_Records for this task_.
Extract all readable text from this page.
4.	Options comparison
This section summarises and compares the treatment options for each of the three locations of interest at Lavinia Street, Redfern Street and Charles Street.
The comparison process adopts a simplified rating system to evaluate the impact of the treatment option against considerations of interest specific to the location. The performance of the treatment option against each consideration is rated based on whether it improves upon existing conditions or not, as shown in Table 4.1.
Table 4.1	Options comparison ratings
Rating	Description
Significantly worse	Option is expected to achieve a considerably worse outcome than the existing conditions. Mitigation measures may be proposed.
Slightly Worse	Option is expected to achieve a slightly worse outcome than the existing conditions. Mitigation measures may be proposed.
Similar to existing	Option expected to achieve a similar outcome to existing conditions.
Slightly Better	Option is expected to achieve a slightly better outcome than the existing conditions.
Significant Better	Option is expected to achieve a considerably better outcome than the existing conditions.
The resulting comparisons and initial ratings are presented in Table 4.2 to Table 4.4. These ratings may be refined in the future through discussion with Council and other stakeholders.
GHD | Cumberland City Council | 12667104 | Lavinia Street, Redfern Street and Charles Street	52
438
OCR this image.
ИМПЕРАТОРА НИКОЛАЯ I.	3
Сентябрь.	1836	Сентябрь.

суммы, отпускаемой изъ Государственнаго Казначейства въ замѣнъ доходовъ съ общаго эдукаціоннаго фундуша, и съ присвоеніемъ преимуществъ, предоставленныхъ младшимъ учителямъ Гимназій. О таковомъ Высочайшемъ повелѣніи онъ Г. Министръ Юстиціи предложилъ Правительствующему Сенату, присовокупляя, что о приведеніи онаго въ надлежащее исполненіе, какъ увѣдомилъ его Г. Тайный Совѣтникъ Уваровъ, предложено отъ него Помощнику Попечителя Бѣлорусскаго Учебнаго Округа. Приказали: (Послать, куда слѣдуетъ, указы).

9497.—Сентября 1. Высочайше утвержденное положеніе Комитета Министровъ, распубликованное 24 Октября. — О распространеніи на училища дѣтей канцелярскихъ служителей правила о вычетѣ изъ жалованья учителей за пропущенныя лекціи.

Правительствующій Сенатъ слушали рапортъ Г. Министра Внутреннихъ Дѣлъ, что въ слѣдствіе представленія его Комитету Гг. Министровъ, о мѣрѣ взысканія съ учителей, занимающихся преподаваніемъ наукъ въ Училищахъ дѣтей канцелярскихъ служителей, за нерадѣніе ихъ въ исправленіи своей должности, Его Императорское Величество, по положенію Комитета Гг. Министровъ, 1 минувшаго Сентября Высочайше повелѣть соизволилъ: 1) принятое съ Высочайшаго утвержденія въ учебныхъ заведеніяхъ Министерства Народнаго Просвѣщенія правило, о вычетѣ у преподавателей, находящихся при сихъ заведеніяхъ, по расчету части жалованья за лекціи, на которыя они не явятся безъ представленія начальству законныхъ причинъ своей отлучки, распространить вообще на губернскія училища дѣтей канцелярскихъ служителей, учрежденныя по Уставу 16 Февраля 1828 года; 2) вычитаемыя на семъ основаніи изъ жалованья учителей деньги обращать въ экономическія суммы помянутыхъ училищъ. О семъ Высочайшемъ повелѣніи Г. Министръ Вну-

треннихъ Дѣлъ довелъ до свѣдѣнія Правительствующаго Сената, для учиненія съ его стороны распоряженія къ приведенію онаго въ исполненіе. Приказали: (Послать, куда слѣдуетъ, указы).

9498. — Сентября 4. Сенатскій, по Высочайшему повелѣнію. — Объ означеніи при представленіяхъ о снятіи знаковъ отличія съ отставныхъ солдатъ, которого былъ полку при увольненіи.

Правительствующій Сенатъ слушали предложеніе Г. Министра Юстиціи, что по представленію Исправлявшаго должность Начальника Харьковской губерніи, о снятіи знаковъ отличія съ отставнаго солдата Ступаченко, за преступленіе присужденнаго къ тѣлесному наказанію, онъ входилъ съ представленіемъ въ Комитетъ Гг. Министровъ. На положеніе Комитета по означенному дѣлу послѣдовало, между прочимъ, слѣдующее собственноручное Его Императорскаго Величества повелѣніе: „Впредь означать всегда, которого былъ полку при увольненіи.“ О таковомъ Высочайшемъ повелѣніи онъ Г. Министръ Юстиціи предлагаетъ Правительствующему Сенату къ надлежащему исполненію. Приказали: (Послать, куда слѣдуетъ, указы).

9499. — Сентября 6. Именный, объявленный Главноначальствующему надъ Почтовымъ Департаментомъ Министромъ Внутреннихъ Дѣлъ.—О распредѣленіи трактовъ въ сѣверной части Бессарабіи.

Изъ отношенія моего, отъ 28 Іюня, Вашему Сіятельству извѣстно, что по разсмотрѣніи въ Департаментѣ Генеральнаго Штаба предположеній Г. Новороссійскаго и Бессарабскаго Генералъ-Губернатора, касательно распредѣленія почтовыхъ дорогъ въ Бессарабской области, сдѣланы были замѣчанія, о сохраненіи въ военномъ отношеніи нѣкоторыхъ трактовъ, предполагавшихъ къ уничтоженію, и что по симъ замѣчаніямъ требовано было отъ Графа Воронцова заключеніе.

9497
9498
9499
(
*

_Set exercise_. Transcribe the full listing above without leaving anything out.

_Exercise output_.
Extract all readable text from this page.
4.	Options comparison
This section summarises and compares the treatment options for each of the three locations of interest at Lavinia Street, Redfern Street and Charles Street.
The comparison process adopts a simplified rating system to evaluate the impact of the treatment option against considerations of interest specific to the location. The performance of the treatment option against each consideration is rated based on whether it improves upon existing conditions or not, as shown in Table 4.1.
Table 4.1	Options comparison ratings
Rating	Description
Significantly worse	Option is expected to achieve a considerably worse outcome than the existing conditions. Mitigation measures may be proposed.
Slightly Worse	Option is expected to achieve a slightly worse outcome than the existing conditions. Mitigation measures may be proposed.
Similar to existing	Option expected to achieve a similar outcome to existing conditions.
Slightly Better	Option is expected to achieve a slightly better outcome than the existing conditions.
Significant Better	Option is expected to achieve a considerably better outcome than the existing conditions.
The resulting comparisons and initial ratings are presented in Table 4.2 to Table 4.4. These ratings may be refined in the future through discussion with Council and other stakeholders.
GHD | Cumberland City Council | 12667104 | Lavinia Street, Redfern Street and Charles Street	52
438
OCR this image.
ИМПЕРАТОРА НИКОЛАЯ I.	3
Сентябрь.	1836	Сентябрь.

суммы, отпускаемой изъ Государственнаго Казначейства въ замѣнъ доходовъ съ общаго эдукаціоннаго фундуша, и съ присвоеніемъ преимуществъ, предоставленныхъ младшимъ учителямъ Гимназій. О таковомъ Высочайшемъ повелѣніи онъ Г. Министръ Юстиціи предложилъ Правительствующему Сенату, присовокупляя, что о приведеніи онаго въ надлежащее исполненіе, какъ увѣдомилъ его Г. Тайный Совѣтникъ Уваровъ, предложено отъ него Помощнику Попечителя Бѣлорусскаго Учебнаго Округа. Приказали: (Послать, куда слѣдуетъ, указы).

9497.—Сентября 1. Высочайше утвержденное положеніе Комитета Министровъ, распубликованное 24 Октября. — О распространеніи на училища дѣтей канцелярскихъ служителей правила о вычетѣ изъ жалованья учителей за пропущенныя лекціи.

Правительствующій Сенатъ слушали рапортъ Г. Министра Внутреннихъ Дѣлъ, что въ слѣдствіе представленія его Комитету Гг. Министровъ, о мѣрѣ взысканія съ учителей, занимающихся преподаваніемъ наукъ въ Училищахъ дѣтей канцелярскихъ служителей, за нерадѣніе ихъ въ исправленіи своей должности, Его Императорское Величество, по положенію Комитета Гг. Министровъ, 1 минувшаго Сентября Высочайше повелѣть соизволилъ: 1) принятое съ Высочайшаго утвержденія въ учебныхъ заведеніяхъ Министерства Народнаго Просвѣщенія правило, о вычетѣ у преподавателей, находящихся при сихъ заведеніяхъ, по расчету части жалованья за лекціи, на которыя они не явятся безъ представленія начальству законныхъ причинъ своей отлучки, распространить вообще на губернскія училища дѣтей канцелярскихъ служителей, учрежденныя по Уставу 16 Февраля 1828 года; 2) вычитаемыя на семъ основаніи изъ жалованья учителей деньги обращать въ экономическія суммы помянутыхъ училищъ. О семъ Высочайшемъ повелѣніи Г. Министръ Вну-

треннихъ Дѣлъ довелъ до свѣдѣнія Правительствующаго Сената, для учиненія съ его стороны распоряженія къ приведенію онаго въ исполненіе. Приказали: (Послать, куда слѣдуетъ, указы).

9498. — Сентября 4. Сенатскій, по Высочайшему повелѣнію. — Объ означеніи при представленіяхъ о снятіи знаковъ отличія съ отставныхъ солдатъ, которого былъ полку при увольненіи.

Правительствующій Сенатъ слушали предложеніе Г. Министра Юстиціи, что по представленію Исправлявшаго должность Начальника Харьковской губерніи, о снятіи знаковъ отличія съ отставнаго солдата Ступаченко, за преступленіе присужденнаго къ тѣлесному наказанію, онъ входилъ съ представленіемъ въ Комитетъ Гг. Министровъ. На положеніе Комитета по означенному дѣлу послѣдовало, между прочимъ, слѣдующее собственноручное Его Императорскаго Величества повелѣніе: „Впредь означать всегда, которого былъ полку при увольненіи.“ О таковомъ Высочайшемъ повелѣніи онъ Г. Министръ Юстиціи предлагаетъ Правительствующему Сенату къ надлежащему исполненію. Приказали: (Послать, куда слѣдуетъ, указы).

9499. — Сентября 6. Именный, объявленный Главноначальствующему надъ Почтовымъ Департаментомъ Министромъ Внутреннихъ Дѣлъ.—О распредѣленіи трактовъ въ сѣверной части Бессарабіи.

Изъ отношенія моего, отъ 28 Іюня, Вашему Сіятельству извѣстно, что по разсмотрѣніи въ Департаментѣ Генеральнаго Штаба предположеній Г. Новороссійскаго и Бессарабскаго Генералъ-Губернатора, касательно распредѣленія почтовыхъ дорогъ въ Бессарабской области, сдѣланы были замѣчанія, о сохраненіи въ военномъ отношеніи нѣкоторыхъ трактовъ, предполагавшихъ къ уничтоженію, и что по симъ замѣчаніямъ требовано было отъ Графа Воронцова заключеніе.

9497
9498
9499
(
*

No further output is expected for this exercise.